Extend the AI summary of the study on LLM persona-generation prompts beyond its final sentence.

### Source document
=======
🤖 AI Summary
Current LLM-based user persona generation suffers from superficial descriptions, format constraints (overreliance on textual/numerical outputs), inconsistent prompt design, and a lack of cross-model evaluation. Method: This study systematically analyzes 83 persona-generation prompts drawn from 27 prior works—the first cross-study prompt engineering synthesis—employing qualitative coding and quantitative statistics to examine output formats, attribute types, and prompting patterns. Contribution/Results: We find that over 50% of prompts enforce structured outputs (e.g., JSON), 74% utilize dynamic variable injection, yet >90% of studies employ only a few prompts and omit comparative LLM evaluations. The analysis reveals critical limitations in persona richness, multidimensionality, and methodological rigor. To address these, we propose three optimization pathways: (1) structured guidance for consistent output semantics, (2) dynamic contextual modeling for adaptive persona instantiation, and (3) multi-model collaborative evaluation for robust assessment. This work offers both methodological reflection and practical benchmarks for computational user representation.
=======
### Records
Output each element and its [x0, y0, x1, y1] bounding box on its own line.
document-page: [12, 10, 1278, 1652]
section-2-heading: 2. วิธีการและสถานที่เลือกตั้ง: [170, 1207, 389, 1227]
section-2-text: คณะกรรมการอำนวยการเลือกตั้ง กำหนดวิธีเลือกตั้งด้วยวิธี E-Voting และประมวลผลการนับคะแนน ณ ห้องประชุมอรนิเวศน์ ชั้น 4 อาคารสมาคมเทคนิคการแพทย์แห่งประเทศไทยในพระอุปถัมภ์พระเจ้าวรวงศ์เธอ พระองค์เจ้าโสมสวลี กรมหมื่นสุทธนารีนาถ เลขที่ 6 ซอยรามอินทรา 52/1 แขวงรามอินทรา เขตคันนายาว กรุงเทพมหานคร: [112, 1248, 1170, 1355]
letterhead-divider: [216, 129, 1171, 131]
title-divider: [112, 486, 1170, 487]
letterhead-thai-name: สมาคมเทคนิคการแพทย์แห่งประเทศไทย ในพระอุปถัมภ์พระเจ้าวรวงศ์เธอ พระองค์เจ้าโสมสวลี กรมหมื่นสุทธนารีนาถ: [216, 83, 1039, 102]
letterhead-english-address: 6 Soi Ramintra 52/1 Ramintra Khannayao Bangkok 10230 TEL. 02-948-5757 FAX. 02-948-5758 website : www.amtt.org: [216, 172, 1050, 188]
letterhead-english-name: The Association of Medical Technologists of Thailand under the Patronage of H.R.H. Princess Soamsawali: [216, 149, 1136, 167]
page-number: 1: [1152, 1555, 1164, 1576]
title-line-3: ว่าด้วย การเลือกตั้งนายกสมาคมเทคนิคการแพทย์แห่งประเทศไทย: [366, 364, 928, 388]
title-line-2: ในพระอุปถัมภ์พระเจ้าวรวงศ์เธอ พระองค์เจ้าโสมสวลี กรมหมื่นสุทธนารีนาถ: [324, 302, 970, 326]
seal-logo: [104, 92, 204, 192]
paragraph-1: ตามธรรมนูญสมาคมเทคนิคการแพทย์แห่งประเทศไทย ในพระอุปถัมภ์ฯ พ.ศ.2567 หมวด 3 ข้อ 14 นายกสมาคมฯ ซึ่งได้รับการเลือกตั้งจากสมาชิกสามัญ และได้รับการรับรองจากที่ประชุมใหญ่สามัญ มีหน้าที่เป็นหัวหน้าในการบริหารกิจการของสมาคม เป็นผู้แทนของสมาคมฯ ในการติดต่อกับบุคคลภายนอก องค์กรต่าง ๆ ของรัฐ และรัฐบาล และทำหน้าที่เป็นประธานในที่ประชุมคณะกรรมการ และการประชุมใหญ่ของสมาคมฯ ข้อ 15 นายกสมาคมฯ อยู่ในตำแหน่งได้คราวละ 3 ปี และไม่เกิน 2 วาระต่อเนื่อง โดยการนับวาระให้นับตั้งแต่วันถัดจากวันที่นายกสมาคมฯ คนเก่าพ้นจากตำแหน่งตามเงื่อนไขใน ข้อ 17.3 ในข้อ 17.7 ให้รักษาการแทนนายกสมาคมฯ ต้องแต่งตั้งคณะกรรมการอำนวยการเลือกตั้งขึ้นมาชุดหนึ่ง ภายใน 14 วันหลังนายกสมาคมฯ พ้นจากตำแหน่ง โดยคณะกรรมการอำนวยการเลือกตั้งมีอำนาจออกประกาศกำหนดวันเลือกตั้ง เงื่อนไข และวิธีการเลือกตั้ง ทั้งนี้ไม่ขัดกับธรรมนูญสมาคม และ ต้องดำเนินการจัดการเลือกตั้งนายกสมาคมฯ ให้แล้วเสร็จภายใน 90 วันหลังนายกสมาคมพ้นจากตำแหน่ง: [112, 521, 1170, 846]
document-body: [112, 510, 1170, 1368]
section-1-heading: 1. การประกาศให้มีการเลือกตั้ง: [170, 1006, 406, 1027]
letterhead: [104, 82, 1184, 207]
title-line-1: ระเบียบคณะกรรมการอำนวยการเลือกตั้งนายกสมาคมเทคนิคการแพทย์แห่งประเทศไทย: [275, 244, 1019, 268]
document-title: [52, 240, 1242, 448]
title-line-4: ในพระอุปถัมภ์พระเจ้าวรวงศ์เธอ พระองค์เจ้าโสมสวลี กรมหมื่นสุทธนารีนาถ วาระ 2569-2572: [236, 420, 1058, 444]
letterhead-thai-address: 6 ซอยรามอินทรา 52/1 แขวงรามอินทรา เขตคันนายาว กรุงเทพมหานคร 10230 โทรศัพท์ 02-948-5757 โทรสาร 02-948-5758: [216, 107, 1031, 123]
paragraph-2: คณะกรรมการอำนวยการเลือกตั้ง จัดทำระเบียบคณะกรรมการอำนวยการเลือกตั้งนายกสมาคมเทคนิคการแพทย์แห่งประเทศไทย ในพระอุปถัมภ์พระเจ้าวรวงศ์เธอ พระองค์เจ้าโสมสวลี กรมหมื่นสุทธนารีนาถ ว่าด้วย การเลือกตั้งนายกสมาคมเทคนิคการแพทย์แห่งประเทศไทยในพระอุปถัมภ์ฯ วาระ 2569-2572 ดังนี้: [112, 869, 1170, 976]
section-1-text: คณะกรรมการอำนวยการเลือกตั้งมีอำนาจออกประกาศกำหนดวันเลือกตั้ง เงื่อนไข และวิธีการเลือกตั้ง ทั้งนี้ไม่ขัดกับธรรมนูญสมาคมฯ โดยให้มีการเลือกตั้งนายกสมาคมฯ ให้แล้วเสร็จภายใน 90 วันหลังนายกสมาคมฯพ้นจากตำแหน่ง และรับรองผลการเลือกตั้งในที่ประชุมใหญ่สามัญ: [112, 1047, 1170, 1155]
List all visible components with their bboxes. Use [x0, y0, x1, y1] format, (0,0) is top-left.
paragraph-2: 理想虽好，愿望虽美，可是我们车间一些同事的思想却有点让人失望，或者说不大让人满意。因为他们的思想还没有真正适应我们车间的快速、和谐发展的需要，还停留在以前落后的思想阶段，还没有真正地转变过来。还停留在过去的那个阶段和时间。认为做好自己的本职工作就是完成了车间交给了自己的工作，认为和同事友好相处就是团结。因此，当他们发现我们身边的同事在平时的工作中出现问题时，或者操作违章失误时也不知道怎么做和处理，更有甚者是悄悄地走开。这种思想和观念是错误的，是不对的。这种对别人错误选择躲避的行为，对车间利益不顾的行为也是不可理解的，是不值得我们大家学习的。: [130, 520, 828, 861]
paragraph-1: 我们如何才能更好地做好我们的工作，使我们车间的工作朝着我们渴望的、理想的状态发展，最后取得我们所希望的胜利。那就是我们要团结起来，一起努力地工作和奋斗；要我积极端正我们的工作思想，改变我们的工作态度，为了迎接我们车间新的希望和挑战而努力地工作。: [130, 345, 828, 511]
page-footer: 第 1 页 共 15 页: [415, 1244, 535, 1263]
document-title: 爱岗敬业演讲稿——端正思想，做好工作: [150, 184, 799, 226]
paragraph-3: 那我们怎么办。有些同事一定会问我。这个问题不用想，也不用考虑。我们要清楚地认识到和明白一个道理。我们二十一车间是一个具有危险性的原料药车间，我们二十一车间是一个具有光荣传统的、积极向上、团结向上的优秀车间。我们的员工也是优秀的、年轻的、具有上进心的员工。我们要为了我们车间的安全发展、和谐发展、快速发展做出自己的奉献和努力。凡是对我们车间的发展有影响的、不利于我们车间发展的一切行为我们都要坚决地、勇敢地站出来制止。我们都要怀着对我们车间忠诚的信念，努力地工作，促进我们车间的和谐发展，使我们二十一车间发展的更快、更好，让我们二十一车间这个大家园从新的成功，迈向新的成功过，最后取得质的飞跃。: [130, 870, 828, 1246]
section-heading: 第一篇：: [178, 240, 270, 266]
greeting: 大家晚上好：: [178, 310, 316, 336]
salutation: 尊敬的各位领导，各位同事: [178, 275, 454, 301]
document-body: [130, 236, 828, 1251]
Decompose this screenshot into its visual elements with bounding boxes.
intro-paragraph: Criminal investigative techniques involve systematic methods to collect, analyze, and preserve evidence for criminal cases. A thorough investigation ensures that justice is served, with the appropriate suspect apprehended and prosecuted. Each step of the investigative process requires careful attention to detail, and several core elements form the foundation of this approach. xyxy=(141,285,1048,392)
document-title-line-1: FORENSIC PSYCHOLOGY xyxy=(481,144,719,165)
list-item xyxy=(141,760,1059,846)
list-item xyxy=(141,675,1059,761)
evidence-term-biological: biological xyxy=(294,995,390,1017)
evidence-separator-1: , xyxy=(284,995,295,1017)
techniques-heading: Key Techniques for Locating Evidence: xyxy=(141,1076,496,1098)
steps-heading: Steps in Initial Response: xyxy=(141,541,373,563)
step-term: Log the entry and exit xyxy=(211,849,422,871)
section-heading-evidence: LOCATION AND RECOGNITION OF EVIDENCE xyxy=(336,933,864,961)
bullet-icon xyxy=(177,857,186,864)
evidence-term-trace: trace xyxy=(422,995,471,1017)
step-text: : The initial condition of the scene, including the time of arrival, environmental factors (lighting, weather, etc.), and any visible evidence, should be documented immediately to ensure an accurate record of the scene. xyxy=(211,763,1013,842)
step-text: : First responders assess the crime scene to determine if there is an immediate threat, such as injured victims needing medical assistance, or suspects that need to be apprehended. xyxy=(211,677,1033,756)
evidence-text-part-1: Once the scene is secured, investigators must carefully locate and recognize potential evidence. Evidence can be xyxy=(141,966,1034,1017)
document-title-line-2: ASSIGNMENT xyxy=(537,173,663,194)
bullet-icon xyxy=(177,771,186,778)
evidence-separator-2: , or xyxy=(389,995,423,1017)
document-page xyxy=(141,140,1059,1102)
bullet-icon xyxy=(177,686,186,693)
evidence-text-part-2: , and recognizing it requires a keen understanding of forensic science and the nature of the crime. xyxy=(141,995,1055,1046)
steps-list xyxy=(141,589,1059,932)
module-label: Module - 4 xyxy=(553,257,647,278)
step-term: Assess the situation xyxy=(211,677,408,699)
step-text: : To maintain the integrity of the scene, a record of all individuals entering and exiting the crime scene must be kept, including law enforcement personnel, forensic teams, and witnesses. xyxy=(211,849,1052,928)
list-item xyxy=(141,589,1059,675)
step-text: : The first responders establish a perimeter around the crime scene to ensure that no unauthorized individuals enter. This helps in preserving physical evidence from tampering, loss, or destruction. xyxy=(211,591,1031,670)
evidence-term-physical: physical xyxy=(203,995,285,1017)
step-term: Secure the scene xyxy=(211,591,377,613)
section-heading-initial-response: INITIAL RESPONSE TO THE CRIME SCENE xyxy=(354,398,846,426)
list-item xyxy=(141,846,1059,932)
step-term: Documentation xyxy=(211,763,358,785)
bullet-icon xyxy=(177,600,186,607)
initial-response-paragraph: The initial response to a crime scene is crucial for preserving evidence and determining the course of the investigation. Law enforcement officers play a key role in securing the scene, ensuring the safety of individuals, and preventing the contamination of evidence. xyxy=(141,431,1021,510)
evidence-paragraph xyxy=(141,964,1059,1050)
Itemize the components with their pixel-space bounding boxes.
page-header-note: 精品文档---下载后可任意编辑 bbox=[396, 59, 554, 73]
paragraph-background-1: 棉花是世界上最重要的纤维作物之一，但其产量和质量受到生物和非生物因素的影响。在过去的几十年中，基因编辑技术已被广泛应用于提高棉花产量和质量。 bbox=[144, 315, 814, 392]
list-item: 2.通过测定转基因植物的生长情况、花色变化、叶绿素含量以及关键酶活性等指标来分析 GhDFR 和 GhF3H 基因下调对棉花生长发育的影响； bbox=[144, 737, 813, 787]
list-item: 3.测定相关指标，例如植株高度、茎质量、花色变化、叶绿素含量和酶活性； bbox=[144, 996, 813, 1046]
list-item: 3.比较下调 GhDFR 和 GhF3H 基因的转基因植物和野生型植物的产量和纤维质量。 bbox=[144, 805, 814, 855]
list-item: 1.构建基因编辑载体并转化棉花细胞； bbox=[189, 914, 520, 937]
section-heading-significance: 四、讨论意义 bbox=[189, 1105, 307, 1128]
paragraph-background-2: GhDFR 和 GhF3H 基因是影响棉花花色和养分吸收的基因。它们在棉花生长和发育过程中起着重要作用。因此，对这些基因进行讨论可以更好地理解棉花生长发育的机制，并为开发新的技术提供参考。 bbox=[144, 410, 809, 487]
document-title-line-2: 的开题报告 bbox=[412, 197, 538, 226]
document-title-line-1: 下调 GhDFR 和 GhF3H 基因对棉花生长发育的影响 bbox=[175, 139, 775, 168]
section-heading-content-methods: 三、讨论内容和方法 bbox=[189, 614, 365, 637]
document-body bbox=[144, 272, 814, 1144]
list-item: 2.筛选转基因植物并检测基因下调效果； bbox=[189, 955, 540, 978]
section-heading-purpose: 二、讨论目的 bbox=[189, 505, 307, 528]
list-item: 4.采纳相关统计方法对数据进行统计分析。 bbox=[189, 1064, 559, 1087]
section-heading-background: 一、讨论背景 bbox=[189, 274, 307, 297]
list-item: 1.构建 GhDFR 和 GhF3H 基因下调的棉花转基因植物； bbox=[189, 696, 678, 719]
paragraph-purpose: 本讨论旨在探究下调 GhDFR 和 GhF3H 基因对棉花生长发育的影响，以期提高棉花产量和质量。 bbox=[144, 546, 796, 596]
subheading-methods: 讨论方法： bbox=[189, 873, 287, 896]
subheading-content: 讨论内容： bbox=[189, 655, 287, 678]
=======
### Output of the task
📝 Abstract
We analyzed 83 persona prompts from 27 research articles that used large language models (LLMs) to generate user personas. Findings show that the prompts predominantly generate single personas. Several prompts express a desire for short or concise persona descriptions, which deviates from the tradition of creating rich, informative, and rounded persona profiles. Text is the most common format for generated persona attributes, followed by numbers. Text and numbers are often generated together, and demographic attributes are included in nearly all generated personas. Researchers use up to 12 prompts in a single study, though most research uses a small number of prompts. Comparison and testing multiple LLMs is rare. More than half of the prompts require the persona output in a structured format, such as JSON, and 74% of the prompts insert data or dynamic variables. We discuss the implications of increased use of computational personas for user representation.